Your task is to copy the listing exactly. Drop any pictures from the copy.

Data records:
________________________

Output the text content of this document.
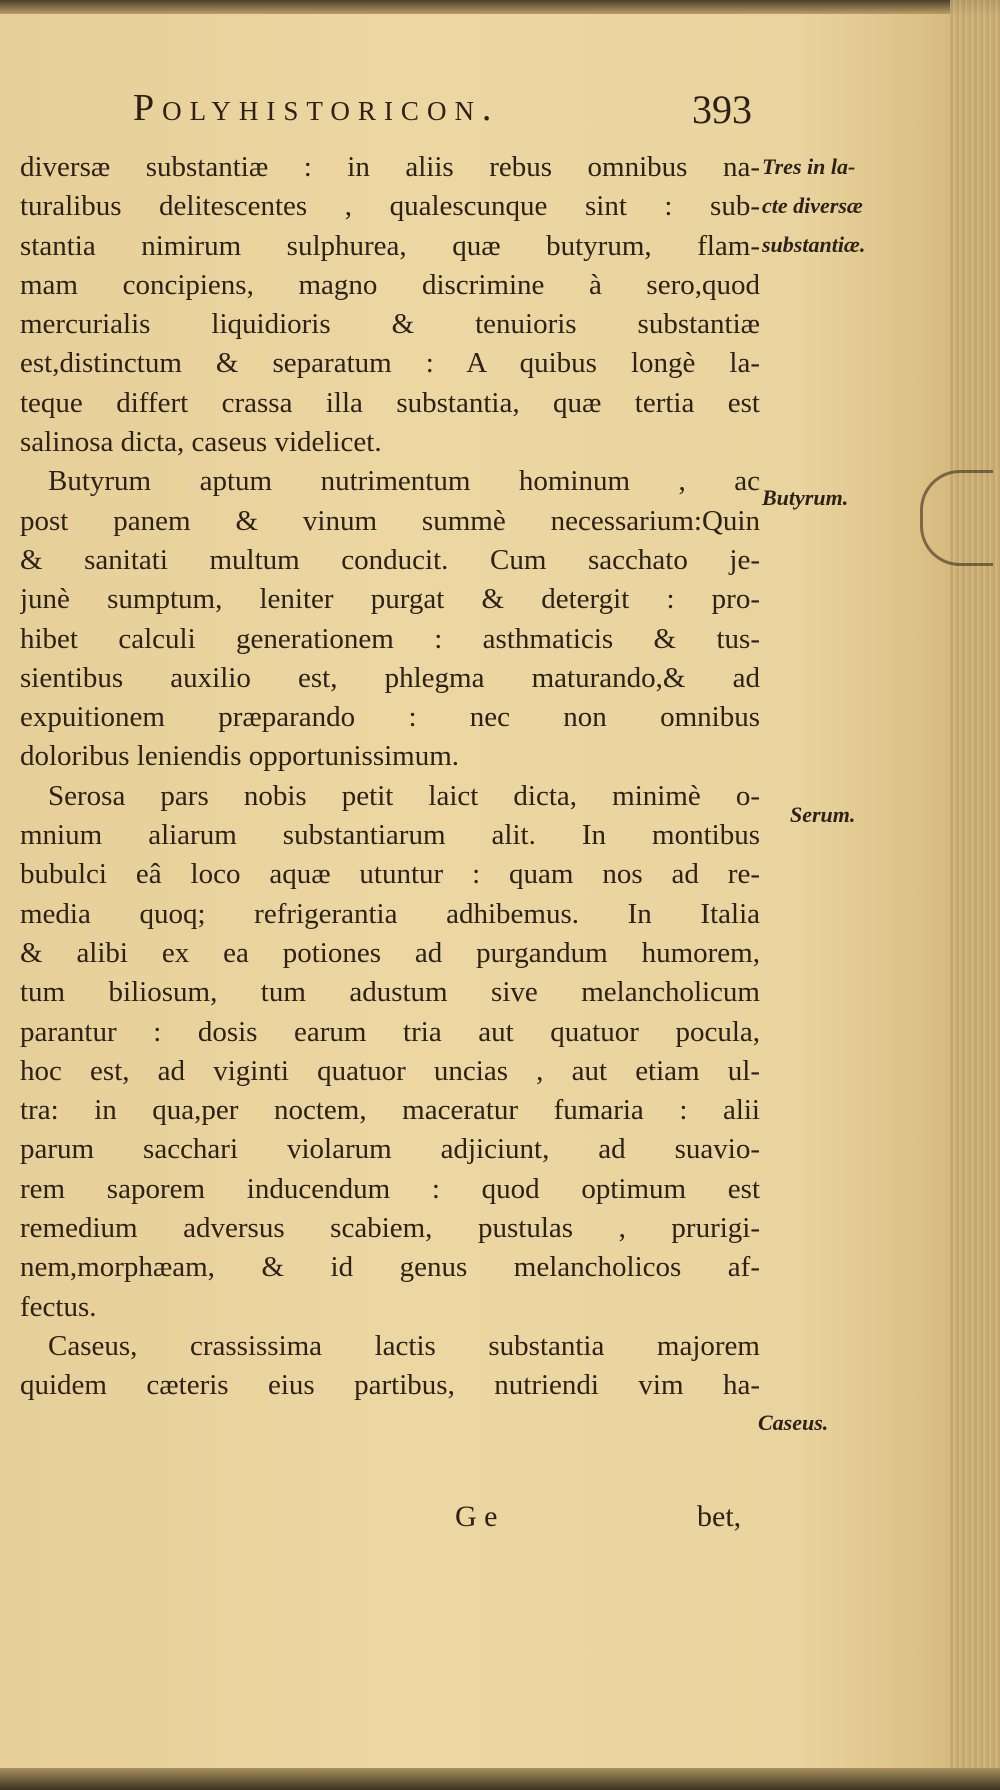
Polyhistoricon.	393
diversæ substantiæ : in aliis rebus omnibus na-
turalibus delitescentes , qualescunque sint : sub-
stantia nimirum sulphurea, quæ butyrum, flam-
mam concipiens, magno discrimine à sero,quod
mercurialis liquidioris & tenuioris substantiæ
est,distinctum & separatum : A quibus longè la-
teque differt crassa illa substantia, quæ tertia est
salinosa dicta, caseus videlicet.
Butyrum aptum nutrimentum hominum , ac
post panem & vinum summè necessarium:Quin
& sanitati multum conducit. Cum sacchato je-
junè sumptum, leniter purgat & detergit : pro-
hibet calculi generationem : asthmaticis & tus-
sientibus auxilio est, phlegma maturando,& ad
expuitionem præparando : nec non omnibus
doloribus leniendis opportunissimum.
Serosa pars nobis petit laict dicta, minimè o-
mnium aliarum substantiarum alit. In montibus
bubulci eâ loco aquæ utuntur : quam nos ad re-
media quoq; refrigerantia adhibemus. In Italia
& alibi ex ea potiones ad purgandum humorem,
tum biliosum, tum adustum sive melancholicum
parantur : dosis earum tria aut quatuor pocula,
hoc est, ad viginti quatuor uncias , aut etiam ul-
tra: in qua,per noctem, maceratur fumaria : alii
parum sacchari violarum adjiciunt, ad suavio-
rem saporem inducendum : quod optimum est
remedium adversus scabiem, pustulas , prurigi-
nem,morphæam, & id genus melancholicos af-
fectus.
Caseus, crassissima lactis substantia majorem
quidem cæteris eius partibus, nutriendi vim ha-
Tres in la-
cte diversæ
substantiæ.
Butyrum.
Serum.
Caseus.
G e	bet,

________________________

**Solution below**
Output the text content of this document.
Polyhistoricon.	393
diversæ substantiæ : in aliis rebus omnibus na-
turalibus delitescentes , qualescunque sint : sub-
stantia nimirum sulphurea, quæ butyrum, flam-
mam concipiens, magno discrimine à sero,quod
mercurialis liquidioris & tenuioris substantiæ
est,distinctum & separatum : A quibus longè la-
teque differt crassa illa substantia, quæ tertia est
salinosa dicta, caseus videlicet.
Butyrum aptum nutrimentum hominum , ac
post panem & vinum summè necessarium:Quin
& sanitati multum conducit. Cum sacchato je-
junè sumptum, leniter purgat & detergit : pro-
hibet calculi generationem : asthmaticis & tus-
sientibus auxilio est, phlegma maturando,& ad
expuitionem præparando : nec non omnibus
doloribus leniendis opportunissimum.
Serosa pars nobis petit laict dicta, minimè o-
mnium aliarum substantiarum alit. In montibus
bubulci eâ loco aquæ utuntur : quam nos ad re-
media quoq; refrigerantia adhibemus. In Italia
& alibi ex ea potiones ad purgandum humorem,
tum biliosum, tum adustum sive melancholicum
parantur : dosis earum tria aut quatuor pocula,
hoc est, ad viginti quatuor uncias , aut etiam ul-
tra: in qua,per noctem, maceratur fumaria : alii
parum sacchari violarum adjiciunt, ad suavio-
rem saporem inducendum : quod optimum est
remedium adversus scabiem, pustulas , prurigi-
nem,morphæam, & id genus melancholicos af-
fectus.
Caseus, crassissima lactis substantia majorem
quidem cæteris eius partibus, nutriendi vim ha-
Tres in la-
cte diversæ
substantiæ.
Butyrum.
Serum.
Caseus.
G e	bet,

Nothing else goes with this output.